* [TASK REQUIREMENTS]: Search the listing for the string "lugubre" and copy every line that contains it.

* [THE INPUT]:
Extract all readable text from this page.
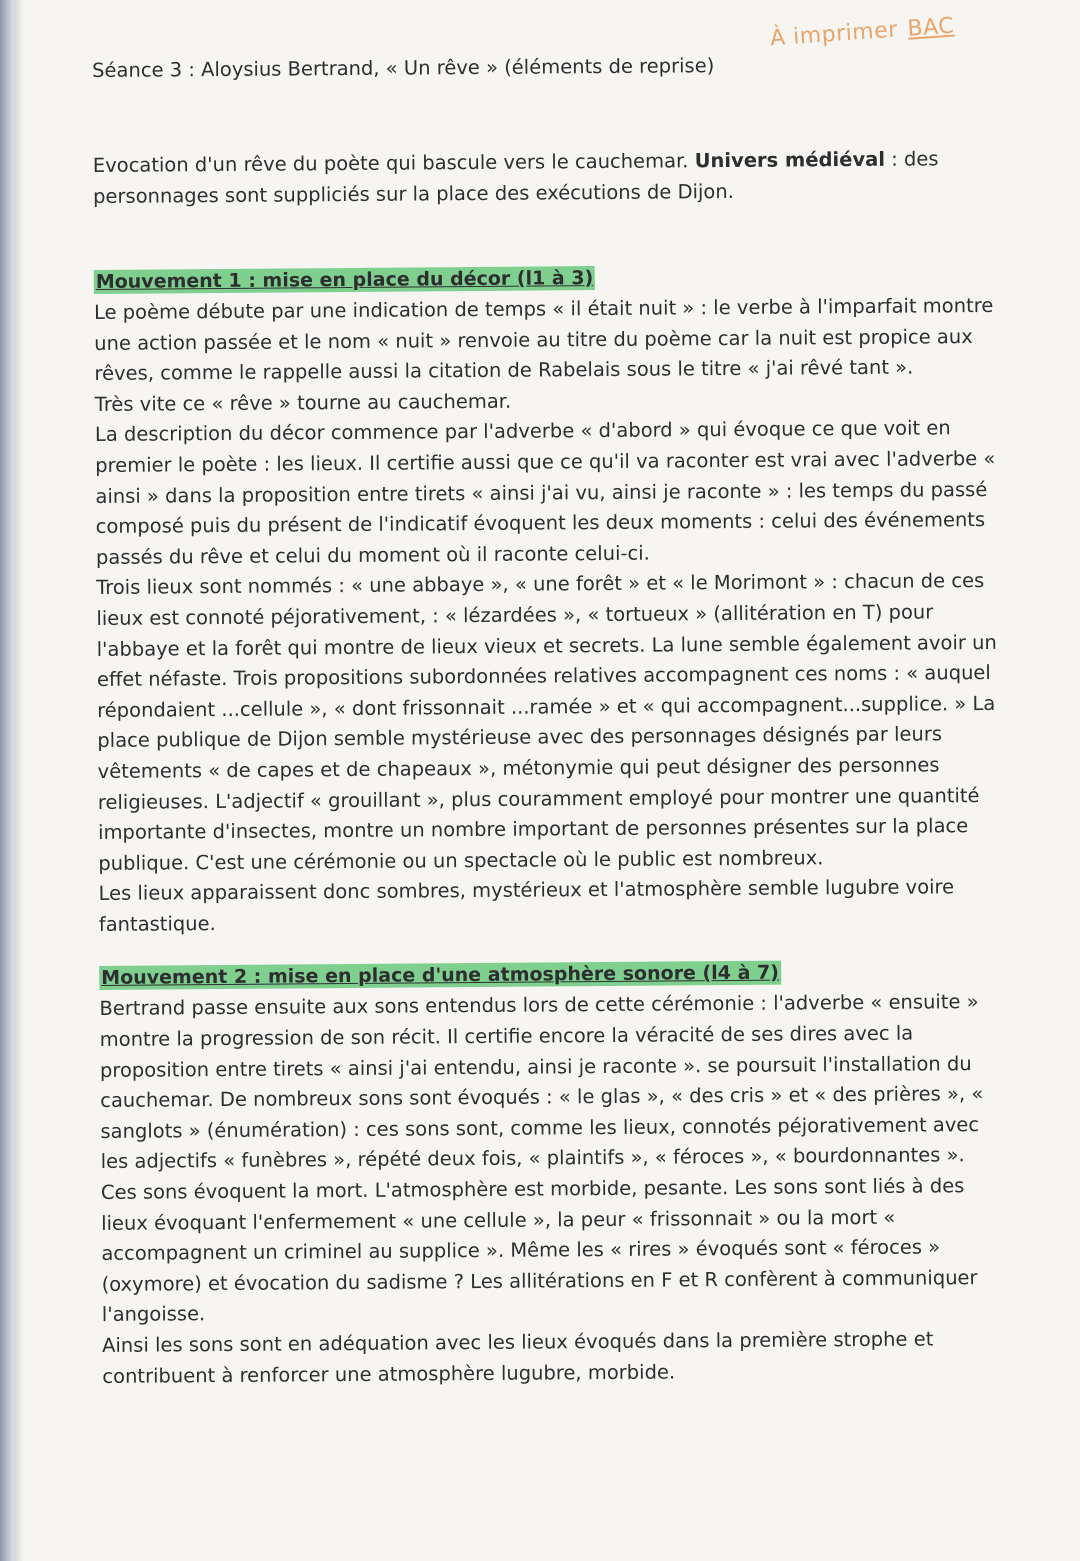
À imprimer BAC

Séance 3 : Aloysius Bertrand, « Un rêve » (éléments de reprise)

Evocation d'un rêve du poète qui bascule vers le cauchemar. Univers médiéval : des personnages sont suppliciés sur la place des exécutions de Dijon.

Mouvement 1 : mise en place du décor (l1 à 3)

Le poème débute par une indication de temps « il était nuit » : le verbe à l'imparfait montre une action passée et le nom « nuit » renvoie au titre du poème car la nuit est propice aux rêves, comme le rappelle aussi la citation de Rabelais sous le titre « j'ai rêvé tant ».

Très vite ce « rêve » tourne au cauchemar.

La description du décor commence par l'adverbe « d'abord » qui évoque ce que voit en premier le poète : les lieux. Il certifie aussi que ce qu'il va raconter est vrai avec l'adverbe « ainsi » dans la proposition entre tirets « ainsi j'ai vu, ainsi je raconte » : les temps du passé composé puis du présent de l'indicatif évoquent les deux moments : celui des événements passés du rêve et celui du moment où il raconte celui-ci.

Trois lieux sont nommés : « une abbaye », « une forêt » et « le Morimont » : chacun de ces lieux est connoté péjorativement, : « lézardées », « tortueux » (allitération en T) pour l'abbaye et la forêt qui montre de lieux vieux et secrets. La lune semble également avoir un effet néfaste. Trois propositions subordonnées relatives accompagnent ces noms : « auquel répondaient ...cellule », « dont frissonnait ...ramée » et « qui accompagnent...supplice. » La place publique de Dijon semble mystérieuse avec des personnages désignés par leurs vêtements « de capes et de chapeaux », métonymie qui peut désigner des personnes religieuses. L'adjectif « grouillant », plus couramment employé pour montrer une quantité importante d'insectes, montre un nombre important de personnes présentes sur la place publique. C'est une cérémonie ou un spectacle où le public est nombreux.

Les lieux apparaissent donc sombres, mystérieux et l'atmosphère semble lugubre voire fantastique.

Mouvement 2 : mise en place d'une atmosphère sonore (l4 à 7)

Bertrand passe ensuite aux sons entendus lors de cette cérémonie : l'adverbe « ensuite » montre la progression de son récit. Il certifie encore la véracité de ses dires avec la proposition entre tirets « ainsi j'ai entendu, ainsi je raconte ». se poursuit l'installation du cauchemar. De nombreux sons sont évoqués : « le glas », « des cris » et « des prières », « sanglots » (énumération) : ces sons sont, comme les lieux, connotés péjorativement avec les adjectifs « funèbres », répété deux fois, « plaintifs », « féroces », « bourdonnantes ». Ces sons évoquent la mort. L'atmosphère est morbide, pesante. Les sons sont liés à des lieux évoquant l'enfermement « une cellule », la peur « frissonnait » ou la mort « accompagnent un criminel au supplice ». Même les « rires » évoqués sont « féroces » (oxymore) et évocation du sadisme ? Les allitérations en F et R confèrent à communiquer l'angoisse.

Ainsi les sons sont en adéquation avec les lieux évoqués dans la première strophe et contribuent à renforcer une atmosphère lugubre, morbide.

* [CORRECT RESULT]:
Les lieux apparaissent donc sombres, mystérieux et l'atmosphère semble lugubre voire fantastique.
Ainsi les sons sont en adéquation avec les lieux évoqués dans la première strophe et contribuent à renforcer une atmosphère lugubre, morbide.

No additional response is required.